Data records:
-=-=-

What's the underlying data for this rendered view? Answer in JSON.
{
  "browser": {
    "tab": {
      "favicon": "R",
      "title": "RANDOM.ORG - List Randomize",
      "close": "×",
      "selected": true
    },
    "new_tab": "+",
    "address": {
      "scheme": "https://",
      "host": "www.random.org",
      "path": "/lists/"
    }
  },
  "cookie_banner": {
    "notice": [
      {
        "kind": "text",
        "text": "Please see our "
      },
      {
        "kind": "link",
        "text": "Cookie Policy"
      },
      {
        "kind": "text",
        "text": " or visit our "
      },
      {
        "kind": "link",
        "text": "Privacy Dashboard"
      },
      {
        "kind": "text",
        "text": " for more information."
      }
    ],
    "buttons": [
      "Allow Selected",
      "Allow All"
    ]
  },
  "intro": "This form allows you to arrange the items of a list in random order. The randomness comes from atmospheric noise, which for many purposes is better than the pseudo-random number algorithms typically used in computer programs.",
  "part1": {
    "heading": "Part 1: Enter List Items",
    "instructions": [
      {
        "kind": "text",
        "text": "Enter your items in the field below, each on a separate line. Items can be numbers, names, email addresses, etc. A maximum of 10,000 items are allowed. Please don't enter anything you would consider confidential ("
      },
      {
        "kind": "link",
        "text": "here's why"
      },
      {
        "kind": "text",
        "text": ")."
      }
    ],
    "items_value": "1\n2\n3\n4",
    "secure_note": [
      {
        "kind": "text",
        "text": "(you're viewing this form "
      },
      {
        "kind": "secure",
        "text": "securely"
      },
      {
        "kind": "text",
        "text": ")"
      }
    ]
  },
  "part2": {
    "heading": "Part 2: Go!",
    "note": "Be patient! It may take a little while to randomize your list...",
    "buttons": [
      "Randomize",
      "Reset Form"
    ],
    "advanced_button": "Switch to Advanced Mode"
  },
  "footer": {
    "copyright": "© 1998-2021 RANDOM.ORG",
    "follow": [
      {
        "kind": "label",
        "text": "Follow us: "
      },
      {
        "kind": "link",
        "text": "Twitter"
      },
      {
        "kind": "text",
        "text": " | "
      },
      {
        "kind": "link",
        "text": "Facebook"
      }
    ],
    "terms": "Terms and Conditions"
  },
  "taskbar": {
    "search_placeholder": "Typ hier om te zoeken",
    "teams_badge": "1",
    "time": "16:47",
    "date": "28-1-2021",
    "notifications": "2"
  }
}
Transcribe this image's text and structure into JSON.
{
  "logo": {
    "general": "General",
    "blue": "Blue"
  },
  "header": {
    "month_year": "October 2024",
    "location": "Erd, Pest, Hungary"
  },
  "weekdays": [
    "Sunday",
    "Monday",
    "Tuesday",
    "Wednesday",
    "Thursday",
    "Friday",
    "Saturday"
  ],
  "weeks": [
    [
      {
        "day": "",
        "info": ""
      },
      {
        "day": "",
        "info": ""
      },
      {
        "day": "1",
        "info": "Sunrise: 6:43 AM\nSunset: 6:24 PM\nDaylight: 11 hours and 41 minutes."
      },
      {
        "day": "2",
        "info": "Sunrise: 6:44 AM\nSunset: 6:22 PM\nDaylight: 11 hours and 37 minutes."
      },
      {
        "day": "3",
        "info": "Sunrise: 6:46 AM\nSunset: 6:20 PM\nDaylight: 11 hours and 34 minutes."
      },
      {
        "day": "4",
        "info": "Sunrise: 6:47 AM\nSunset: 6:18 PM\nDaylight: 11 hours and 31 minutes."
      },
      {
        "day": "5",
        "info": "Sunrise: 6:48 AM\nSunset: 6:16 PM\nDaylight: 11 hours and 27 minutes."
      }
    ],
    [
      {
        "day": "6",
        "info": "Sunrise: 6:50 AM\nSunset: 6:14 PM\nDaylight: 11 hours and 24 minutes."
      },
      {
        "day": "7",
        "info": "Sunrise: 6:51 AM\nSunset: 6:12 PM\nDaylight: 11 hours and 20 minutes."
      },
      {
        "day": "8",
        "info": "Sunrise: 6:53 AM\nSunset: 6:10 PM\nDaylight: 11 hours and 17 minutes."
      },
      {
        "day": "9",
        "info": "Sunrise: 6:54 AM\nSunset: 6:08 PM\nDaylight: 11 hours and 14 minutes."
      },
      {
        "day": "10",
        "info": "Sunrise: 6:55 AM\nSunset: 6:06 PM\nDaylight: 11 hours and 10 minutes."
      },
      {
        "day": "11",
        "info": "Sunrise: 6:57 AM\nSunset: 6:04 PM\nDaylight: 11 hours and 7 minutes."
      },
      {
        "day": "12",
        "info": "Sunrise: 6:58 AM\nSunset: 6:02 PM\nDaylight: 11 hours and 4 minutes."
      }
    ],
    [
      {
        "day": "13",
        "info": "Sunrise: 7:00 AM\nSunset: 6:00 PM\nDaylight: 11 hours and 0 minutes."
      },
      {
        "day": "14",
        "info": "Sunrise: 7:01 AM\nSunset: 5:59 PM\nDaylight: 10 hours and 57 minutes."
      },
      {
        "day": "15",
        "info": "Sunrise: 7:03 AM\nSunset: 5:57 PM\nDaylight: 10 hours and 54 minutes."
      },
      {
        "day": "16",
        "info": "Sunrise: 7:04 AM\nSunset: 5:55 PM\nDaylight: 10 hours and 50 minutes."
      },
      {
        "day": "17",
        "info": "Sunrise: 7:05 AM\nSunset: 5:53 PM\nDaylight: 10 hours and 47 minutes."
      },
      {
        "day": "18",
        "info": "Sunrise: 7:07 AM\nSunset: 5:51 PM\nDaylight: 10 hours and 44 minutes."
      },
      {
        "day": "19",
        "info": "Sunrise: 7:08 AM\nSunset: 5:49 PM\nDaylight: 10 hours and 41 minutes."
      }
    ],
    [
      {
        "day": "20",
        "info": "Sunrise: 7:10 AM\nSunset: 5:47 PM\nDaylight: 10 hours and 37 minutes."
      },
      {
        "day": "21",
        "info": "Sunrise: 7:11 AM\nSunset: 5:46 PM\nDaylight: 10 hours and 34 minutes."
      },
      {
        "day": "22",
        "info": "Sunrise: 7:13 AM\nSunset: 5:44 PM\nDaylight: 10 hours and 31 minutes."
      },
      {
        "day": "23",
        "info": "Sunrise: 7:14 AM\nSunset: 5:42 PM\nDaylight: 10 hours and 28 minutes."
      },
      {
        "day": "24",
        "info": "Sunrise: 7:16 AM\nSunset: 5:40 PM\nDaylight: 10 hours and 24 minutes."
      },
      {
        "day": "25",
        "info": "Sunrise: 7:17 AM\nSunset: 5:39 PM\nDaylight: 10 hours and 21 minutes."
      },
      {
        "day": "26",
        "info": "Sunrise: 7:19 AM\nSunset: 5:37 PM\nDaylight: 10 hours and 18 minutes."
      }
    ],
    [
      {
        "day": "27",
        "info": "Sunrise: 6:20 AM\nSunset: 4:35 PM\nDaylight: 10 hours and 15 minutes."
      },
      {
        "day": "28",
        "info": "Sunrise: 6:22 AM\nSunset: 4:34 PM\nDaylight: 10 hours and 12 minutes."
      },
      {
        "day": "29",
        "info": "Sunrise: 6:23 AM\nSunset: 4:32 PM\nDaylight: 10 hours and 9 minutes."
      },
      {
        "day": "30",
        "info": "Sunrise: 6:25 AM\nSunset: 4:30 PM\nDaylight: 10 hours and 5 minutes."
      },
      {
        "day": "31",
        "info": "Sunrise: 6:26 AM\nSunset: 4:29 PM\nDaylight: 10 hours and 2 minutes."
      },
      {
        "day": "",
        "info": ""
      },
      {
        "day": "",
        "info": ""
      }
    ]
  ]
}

-=-=-

Working from the material above, retype it in its entirety without change.

What's the underlying data for this rendered view? Answer in JSON.
{
  "browser": {
    "tab": {
      "favicon": "R",
      "title": "RANDOM.ORG - List Randomize",
      "close": "×",
      "selected": true
    },
    "new_tab": "+",
    "address": {
      "scheme": "https://",
      "host": "www.random.org",
      "path": "/lists/"
    }
  },
  "cookie_banner": {
    "notice": [
      {
        "kind": "text",
        "text": "Please see our "
      },
      {
        "kind": "link",
        "text": "Cookie Policy"
      },
      {
        "kind": "text",
        "text": " or visit our "
      },
      {
        "kind": "link",
        "text": "Privacy Dashboard"
      },
      {
        "kind": "text",
        "text": " for more information."
      }
    ],
    "buttons": [
      "Allow Selected",
      "Allow All"
    ]
  },
  "intro": "This form allows you to arrange the items of a list in random order. The randomness comes from atmospheric noise, which for many purposes is better than the pseudo-random number algorithms typically used in computer programs.",
  "part1": {
    "heading": "Part 1: Enter List Items",
    "instructions": [
      {
        "kind": "text",
        "text": "Enter your items in the field below, each on a separate line. Items can be numbers, names, email addresses, etc. A maximum of 10,000 items are allowed. Please don't enter anything you would consider confidential ("
      },
      {
        "kind": "link",
        "text": "here's why"
      },
      {
        "kind": "text",
        "text": ")."
      }
    ],
    "items_value": "1\n2\n3\n4",
    "secure_note": [
      {
        "kind": "text",
        "text": "(you're viewing this form "
      },
      {
        "kind": "secure",
        "text": "securely"
      },
      {
        "kind": "text",
        "text": ")"
      }
    ]
  },
  "part2": {
    "heading": "Part 2: Go!",
    "note": "Be patient! It may take a little while to randomize your list...",
    "buttons": [
      "Randomize",
      "Reset Form"
    ],
    "advanced_button": "Switch to Advanced Mode"
  },
  "footer": {
    "copyright": "© 1998-2021 RANDOM.ORG",
    "follow": [
      {
        "kind": "label",
        "text": "Follow us: "
      },
      {
        "kind": "link",
        "text": "Twitter"
      },
      {
        "kind": "text",
        "text": " | "
      },
      {
        "kind": "link",
        "text": "Facebook"
      }
    ],
    "terms": "Terms and Conditions"
  },
  "taskbar": {
    "search_placeholder": "Typ hier om te zoeken",
    "teams_badge": "1",
    "time": "16:47",
    "date": "28-1-2021",
    "notifications": "2"
  }
}
Transcribe this image's text and structure into JSON.
{
  "logo": {
    "general": "General",
    "blue": "Blue"
  },
  "header": {
    "month_year": "October 2024",
    "location": "Erd, Pest, Hungary"
  },
  "weekdays": [
    "Sunday",
    "Monday",
    "Tuesday",
    "Wednesday",
    "Thursday",
    "Friday",
    "Saturday"
  ],
  "weeks": [
    [
      {
        "day": "",
        "info": ""
      },
      {
        "day": "",
        "info": ""
      },
      {
        "day": "1",
        "info": "Sunrise: 6:43 AM\nSunset: 6:24 PM\nDaylight: 11 hours and 41 minutes."
      },
      {
        "day": "2",
        "info": "Sunrise: 6:44 AM\nSunset: 6:22 PM\nDaylight: 11 hours and 37 minutes."
      },
      {
        "day": "3",
        "info": "Sunrise: 6:46 AM\nSunset: 6:20 PM\nDaylight: 11 hours and 34 minutes."
      },
      {
        "day": "4",
        "info": "Sunrise: 6:47 AM\nSunset: 6:18 PM\nDaylight: 11 hours and 31 minutes."
      },
      {
        "day": "5",
        "info": "Sunrise: 6:48 AM\nSunset: 6:16 PM\nDaylight: 11 hours and 27 minutes."
      }
    ],
    [
      {
        "day": "6",
        "info": "Sunrise: 6:50 AM\nSunset: 6:14 PM\nDaylight: 11 hours and 24 minutes."
      },
      {
        "day": "7",
        "info": "Sunrise: 6:51 AM\nSunset: 6:12 PM\nDaylight: 11 hours and 20 minutes."
      },
      {
        "day": "8",
        "info": "Sunrise: 6:53 AM\nSunset: 6:10 PM\nDaylight: 11 hours and 17 minutes."
      },
      {
        "day": "9",
        "info": "Sunrise: 6:54 AM\nSunset: 6:08 PM\nDaylight: 11 hours and 14 minutes."
      },
      {
        "day": "10",
        "info": "Sunrise: 6:55 AM\nSunset: 6:06 PM\nDaylight: 11 hours and 10 minutes."
      },
      {
        "day": "11",
        "info": "Sunrise: 6:57 AM\nSunset: 6:04 PM\nDaylight: 11 hours and 7 minutes."
      },
      {
        "day": "12",
        "info": "Sunrise: 6:58 AM\nSunset: 6:02 PM\nDaylight: 11 hours and 4 minutes."
      }
    ],
    [
      {
        "day": "13",
        "info": "Sunrise: 7:00 AM\nSunset: 6:00 PM\nDaylight: 11 hours and 0 minutes."
      },
      {
        "day": "14",
        "info": "Sunrise: 7:01 AM\nSunset: 5:59 PM\nDaylight: 10 hours and 57 minutes."
      },
      {
        "day": "15",
        "info": "Sunrise: 7:03 AM\nSunset: 5:57 PM\nDaylight: 10 hours and 54 minutes."
      },
      {
        "day": "16",
        "info": "Sunrise: 7:04 AM\nSunset: 5:55 PM\nDaylight: 10 hours and 50 minutes."
      },
      {
        "day": "17",
        "info": "Sunrise: 7:05 AM\nSunset: 5:53 PM\nDaylight: 10 hours and 47 minutes."
      },
      {
        "day": "18",
        "info": "Sunrise: 7:07 AM\nSunset: 5:51 PM\nDaylight: 10 hours and 44 minutes."
      },
      {
        "day": "19",
        "info": "Sunrise: 7:08 AM\nSunset: 5:49 PM\nDaylight: 10 hours and 41 minutes."
      }
    ],
    [
      {
        "day": "20",
        "info": "Sunrise: 7:10 AM\nSunset: 5:47 PM\nDaylight: 10 hours and 37 minutes."
      },
      {
        "day": "21",
        "info": "Sunrise: 7:11 AM\nSunset: 5:46 PM\nDaylight: 10 hours and 34 minutes."
      },
      {
        "day": "22",
        "info": "Sunrise: 7:13 AM\nSunset: 5:44 PM\nDaylight: 10 hours and 31 minutes."
      },
      {
        "day": "23",
        "info": "Sunrise: 7:14 AM\nSunset: 5:42 PM\nDaylight: 10 hours and 28 minutes."
      },
      {
        "day": "24",
        "info": "Sunrise: 7:16 AM\nSunset: 5:40 PM\nDaylight: 10 hours and 24 minutes."
      },
      {
        "day": "25",
        "info": "Sunrise: 7:17 AM\nSunset: 5:39 PM\nDaylight: 10 hours and 21 minutes."
      },
      {
        "day": "26",
        "info": "Sunrise: 7:19 AM\nSunset: 5:37 PM\nDaylight: 10 hours and 18 minutes."
      }
    ],
    [
      {
        "day": "27",
        "info": "Sunrise: 6:20 AM\nSunset: 4:35 PM\nDaylight: 10 hours and 15 minutes."
      },
      {
        "day": "28",
        "info": "Sunrise: 6:22 AM\nSunset: 4:34 PM\nDaylight: 10 hours and 12 minutes."
      },
      {
        "day": "29",
        "info": "Sunrise: 6:23 AM\nSunset: 4:32 PM\nDaylight: 10 hours and 9 minutes."
      },
      {
        "day": "30",
        "info": "Sunrise: 6:25 AM\nSunset: 4:30 PM\nDaylight: 10 hours and 5 minutes."
      },
      {
        "day": "31",
        "info": "Sunrise: 6:26 AM\nSunset: 4:29 PM\nDaylight: 10 hours and 2 minutes."
      },
      {
        "day": "",
        "info": ""
      },
      {
        "day": "",
        "info": ""
      }
    ]
  ]
}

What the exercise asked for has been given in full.